# Task details
An exact copy of every record is needed, with the pictures left out.

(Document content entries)
= Beginning of Section =

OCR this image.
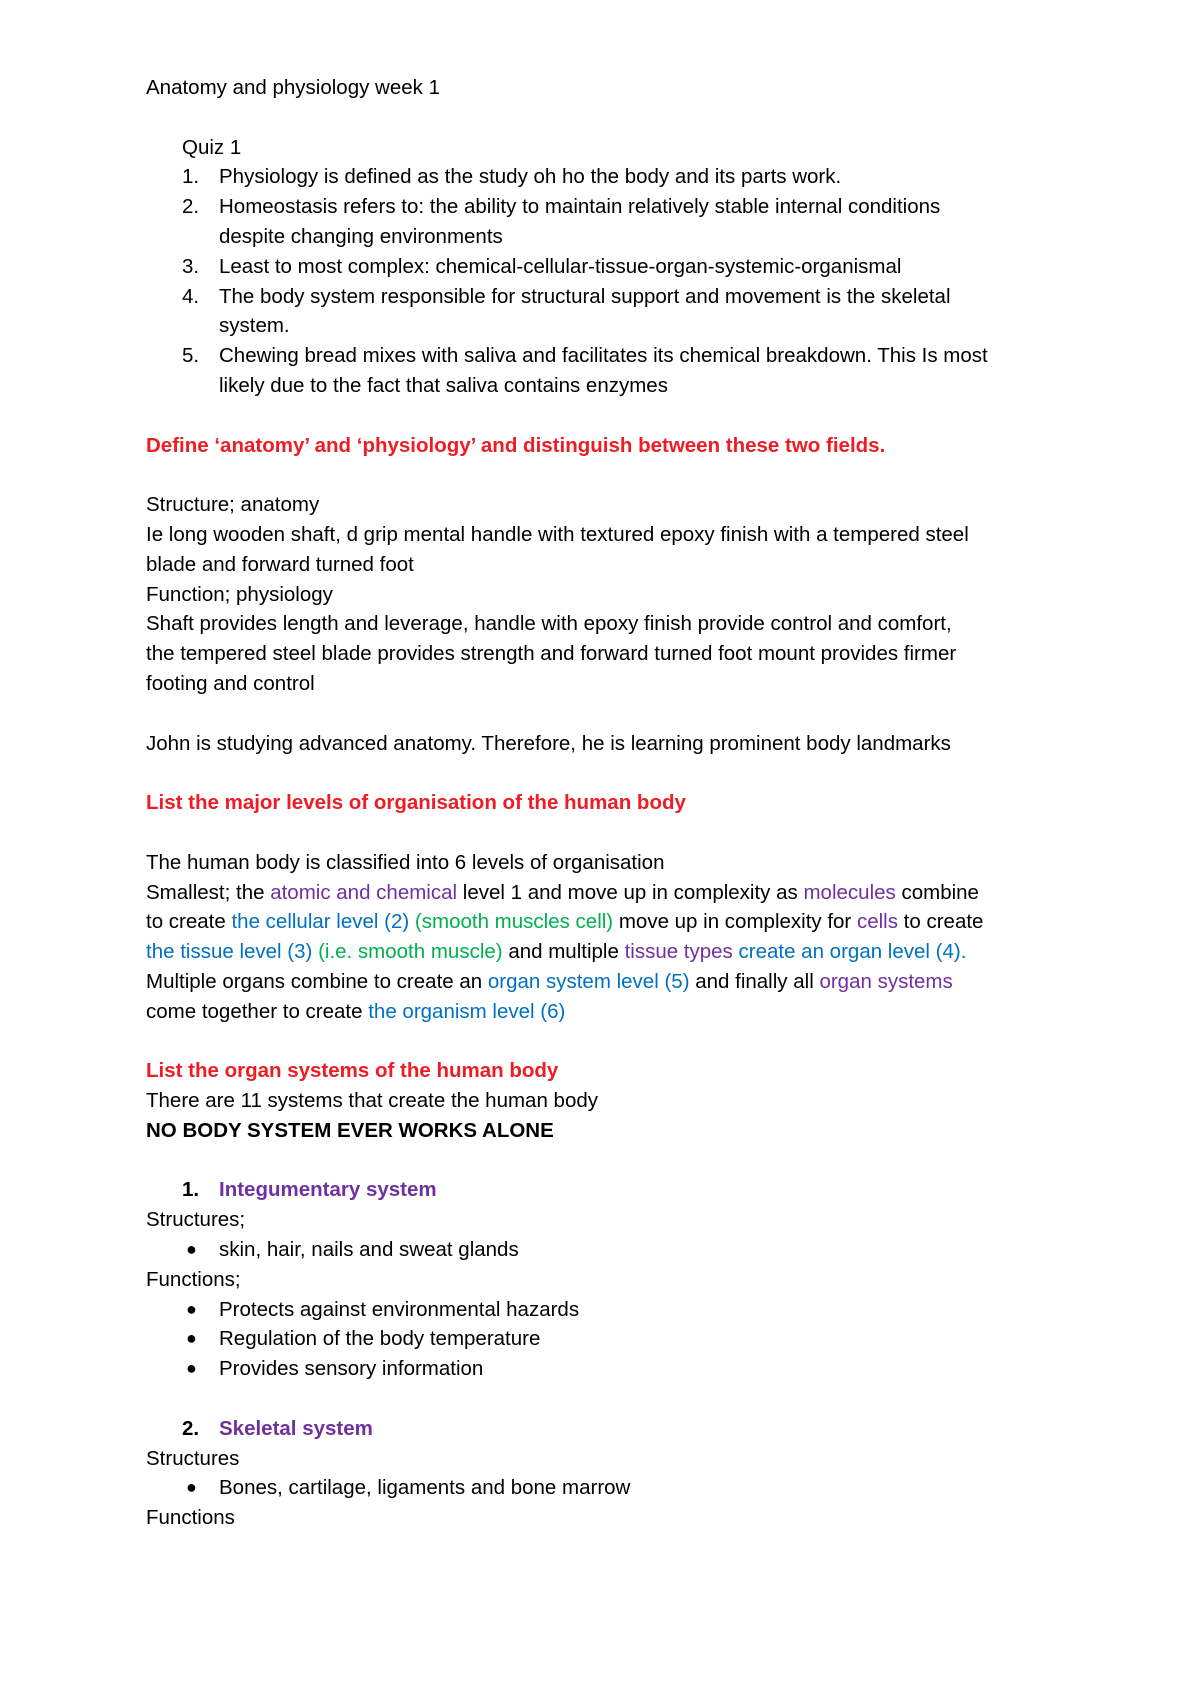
Anatomy and physiology week 1
Quiz 1
1. Physiology is defined as the study oh ho the body and its parts work.
2. Homeostasis refers to: the ability to maintain relatively stable internal conditions
despite changing environments
3. Least to most complex: chemical-cellular-tissue-organ-systemic-organismal
4. The body system responsible for structural support and movement is the skeletal
system.
5. Chewing bread mixes with saliva and facilitates its chemical breakdown. This Is most
likely due to the fact that saliva contains enzymes
Define ‘anatomy’ and ‘physiology’ and distinguish between these two fields.
Structure; anatomy
Ie long wooden shaft, d grip mental handle with textured epoxy finish with a tempered steel
blade and forward turned foot
Function; physiology
Shaft provides length and leverage, handle with epoxy finish provide control and comfort,
the tempered steel blade provides strength and forward turned foot mount provides firmer
footing and control
John is studying advanced anatomy. Therefore, he is learning prominent body landmarks
List the major levels of organisation of the human body
The human body is classified into 6 levels of organisation
Smallest; the atomic and chemical level 1 and move up in complexity as molecules combine
to create the cellular level (2) (smooth muscles cell) move up in complexity for cells to create
the tissue level (3) (i.e. smooth muscle) and multiple tissue types create an organ level (4).
Multiple organs combine to create an organ system level (5) and finally all organ systems
come together to create the organism level (6)
List the organ systems of the human body
There are 11 systems that create the human body
NO BODY SYSTEM EVER WORKS ALONE
1. Integumentary system
Structures;
● skin, hair, nails and sweat glands
Functions;
● Protects against environmental hazards
● Regulation of the body temperature
● Provides sensory information
2. Skeletal system
Structures
● Bones, cartilage, ligaments and bone marrow
Functions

= End of Section =

# Task output
OCR this image.
Anatomy and physiology week 1
Quiz 1
1. Physiology is defined as the study oh ho the body and its parts work.
2. Homeostasis refers to: the ability to maintain relatively stable internal conditions
despite changing environments
3. Least to most complex: chemical-cellular-tissue-organ-systemic-organismal
4. The body system responsible for structural support and movement is the skeletal
system.
5. Chewing bread mixes with saliva and facilitates its chemical breakdown. This Is most
likely due to the fact that saliva contains enzymes
Define ‘anatomy’ and ‘physiology’ and distinguish between these two fields.
Structure; anatomy
Ie long wooden shaft, d grip mental handle with textured epoxy finish with a tempered steel
blade and forward turned foot
Function; physiology
Shaft provides length and leverage, handle with epoxy finish provide control and comfort,
the tempered steel blade provides strength and forward turned foot mount provides firmer
footing and control
John is studying advanced anatomy. Therefore, he is learning prominent body landmarks
List the major levels of organisation of the human body
The human body is classified into 6 levels of organisation
Smallest; the atomic and chemical level 1 and move up in complexity as molecules combine
to create the cellular level (2) (smooth muscles cell) move up in complexity for cells to create
the tissue level (3) (i.e. smooth muscle) and multiple tissue types create an organ level (4).
Multiple organs combine to create an organ system level (5) and finally all organ systems
come together to create the organism level (6)
List the organ systems of the human body
There are 11 systems that create the human body
NO BODY SYSTEM EVER WORKS ALONE
1. Integumentary system
Structures;
● skin, hair, nails and sweat glands
Functions;
● Protects against environmental hazards
● Regulation of the body temperature
● Provides sensory information
2. Skeletal system
Structures
● Bones, cartilage, ligaments and bone marrow
Functions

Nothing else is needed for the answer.